>> Start DATA FOR THE TASK
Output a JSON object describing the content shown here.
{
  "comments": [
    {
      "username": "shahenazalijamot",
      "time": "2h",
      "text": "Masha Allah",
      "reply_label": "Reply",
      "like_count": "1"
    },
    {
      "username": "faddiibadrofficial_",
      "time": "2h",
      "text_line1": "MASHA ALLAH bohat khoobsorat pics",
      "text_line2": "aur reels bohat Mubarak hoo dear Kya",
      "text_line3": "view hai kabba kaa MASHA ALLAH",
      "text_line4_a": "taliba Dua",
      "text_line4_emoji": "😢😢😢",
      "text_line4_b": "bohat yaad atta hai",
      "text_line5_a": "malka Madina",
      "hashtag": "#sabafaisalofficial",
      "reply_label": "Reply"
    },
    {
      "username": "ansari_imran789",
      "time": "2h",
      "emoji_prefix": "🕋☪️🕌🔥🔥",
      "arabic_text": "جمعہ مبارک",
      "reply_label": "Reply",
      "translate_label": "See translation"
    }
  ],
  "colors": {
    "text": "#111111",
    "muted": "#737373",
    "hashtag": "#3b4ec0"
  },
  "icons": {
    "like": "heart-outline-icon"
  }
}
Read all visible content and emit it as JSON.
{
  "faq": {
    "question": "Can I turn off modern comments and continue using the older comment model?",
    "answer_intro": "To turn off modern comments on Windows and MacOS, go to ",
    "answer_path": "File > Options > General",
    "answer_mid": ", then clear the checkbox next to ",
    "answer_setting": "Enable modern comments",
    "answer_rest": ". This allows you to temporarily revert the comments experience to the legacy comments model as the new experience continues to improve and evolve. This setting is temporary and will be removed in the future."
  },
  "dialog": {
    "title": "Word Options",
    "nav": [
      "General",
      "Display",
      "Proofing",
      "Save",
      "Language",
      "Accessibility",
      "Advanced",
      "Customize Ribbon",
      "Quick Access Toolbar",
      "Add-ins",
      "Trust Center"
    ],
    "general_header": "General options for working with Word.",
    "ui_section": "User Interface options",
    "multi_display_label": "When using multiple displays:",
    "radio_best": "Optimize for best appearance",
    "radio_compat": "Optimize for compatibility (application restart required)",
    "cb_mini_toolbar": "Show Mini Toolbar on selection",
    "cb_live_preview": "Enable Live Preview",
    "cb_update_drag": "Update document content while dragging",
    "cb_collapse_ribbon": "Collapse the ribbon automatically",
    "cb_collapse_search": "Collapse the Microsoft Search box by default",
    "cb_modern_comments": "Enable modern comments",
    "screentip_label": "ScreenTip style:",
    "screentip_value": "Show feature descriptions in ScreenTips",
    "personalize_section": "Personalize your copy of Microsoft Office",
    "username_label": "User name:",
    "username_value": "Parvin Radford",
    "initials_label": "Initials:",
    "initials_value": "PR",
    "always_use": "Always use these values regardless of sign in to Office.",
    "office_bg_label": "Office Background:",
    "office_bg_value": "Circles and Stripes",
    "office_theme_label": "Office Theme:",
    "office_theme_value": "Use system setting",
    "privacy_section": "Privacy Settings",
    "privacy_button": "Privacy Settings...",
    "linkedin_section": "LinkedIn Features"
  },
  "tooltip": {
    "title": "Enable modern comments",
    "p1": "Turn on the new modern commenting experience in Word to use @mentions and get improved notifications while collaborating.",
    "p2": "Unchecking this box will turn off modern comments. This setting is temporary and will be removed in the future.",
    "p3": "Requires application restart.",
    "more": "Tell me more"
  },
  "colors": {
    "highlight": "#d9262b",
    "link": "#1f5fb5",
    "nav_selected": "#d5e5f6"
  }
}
>> End DATA FOR THE TASK
OBJECTIVE:
Would you copy out each line exactly as written?

WRITTEN ANSWER:
Output a JSON object describing the content shown here.
{
  "comments": [
    {
      "username": "shahenazalijamot",
      "time": "2h",
      "text": "Masha Allah",
      "reply_label": "Reply",
      "like_count": "1"
    },
    {
      "username": "faddiibadrofficial_",
      "time": "2h",
      "text_line1": "MASHA ALLAH bohat khoobsorat pics",
      "text_line2": "aur reels bohat Mubarak hoo dear Kya",
      "text_line3": "view hai kabba kaa MASHA ALLAH",
      "text_line4_a": "taliba Dua",
      "text_line4_emoji": "😢😢😢",
      "text_line4_b": "bohat yaad atta hai",
      "text_line5_a": "malka Madina",
      "hashtag": "#sabafaisalofficial",
      "reply_label": "Reply"
    },
    {
      "username": "ansari_imran789",
      "time": "2h",
      "emoji_prefix": "🕋☪️🕌🔥🔥",
      "arabic_text": "جمعہ مبارک",
      "reply_label": "Reply",
      "translate_label": "See translation"
    }
  ],
  "colors": {
    "text": "#111111",
    "muted": "#737373",
    "hashtag": "#3b4ec0"
  },
  "icons": {
    "like": "heart-outline-icon"
  }
}
Read all visible content and emit it as JSON.
{
  "faq": {
    "question": "Can I turn off modern comments and continue using the older comment model?",
    "answer_intro": "To turn off modern comments on Windows and MacOS, go to ",
    "answer_path": "File > Options > General",
    "answer_mid": ", then clear the checkbox next to ",
    "answer_setting": "Enable modern comments",
    "answer_rest": ". This allows you to temporarily revert the comments experience to the legacy comments model as the new experience continues to improve and evolve. This setting is temporary and will be removed in the future."
  },
  "dialog": {
    "title": "Word Options",
    "nav": [
      "General",
      "Display",
      "Proofing",
      "Save",
      "Language",
      "Accessibility",
      "Advanced",
      "Customize Ribbon",
      "Quick Access Toolbar",
      "Add-ins",
      "Trust Center"
    ],
    "general_header": "General options for working with Word.",
    "ui_section": "User Interface options",
    "multi_display_label": "When using multiple displays:",
    "radio_best": "Optimize for best appearance",
    "radio_compat": "Optimize for compatibility (application restart required)",
    "cb_mini_toolbar": "Show Mini Toolbar on selection",
    "cb_live_preview": "Enable Live Preview",
    "cb_update_drag": "Update document content while dragging",
    "cb_collapse_ribbon": "Collapse the ribbon automatically",
    "cb_collapse_search": "Collapse the Microsoft Search box by default",
    "cb_modern_comments": "Enable modern comments",
    "screentip_label": "ScreenTip style:",
    "screentip_value": "Show feature descriptions in ScreenTips",
    "personalize_section": "Personalize your copy of Microsoft Office",
    "username_label": "User name:",
    "username_value": "Parvin Radford",
    "initials_label": "Initials:",
    "initials_value": "PR",
    "always_use": "Always use these values regardless of sign in to Office.",
    "office_bg_label": "Office Background:",
    "office_bg_value": "Circles and Stripes",
    "office_theme_label": "Office Theme:",
    "office_theme_value": "Use system setting",
    "privacy_section": "Privacy Settings",
    "privacy_button": "Privacy Settings...",
    "linkedin_section": "LinkedIn Features"
  },
  "tooltip": {
    "title": "Enable modern comments",
    "p1": "Turn on the new modern commenting experience in Word to use @mentions and get improved notifications while collaborating.",
    "p2": "Unchecking this box will turn off modern comments. This setting is temporary and will be removed in the future.",
    "p3": "Requires application restart.",
    "more": "Tell me more"
  },
  "colors": {
    "highlight": "#d9262b",
    "link": "#1f5fb5",
    "nav_selected": "#d5e5f6"
  }
}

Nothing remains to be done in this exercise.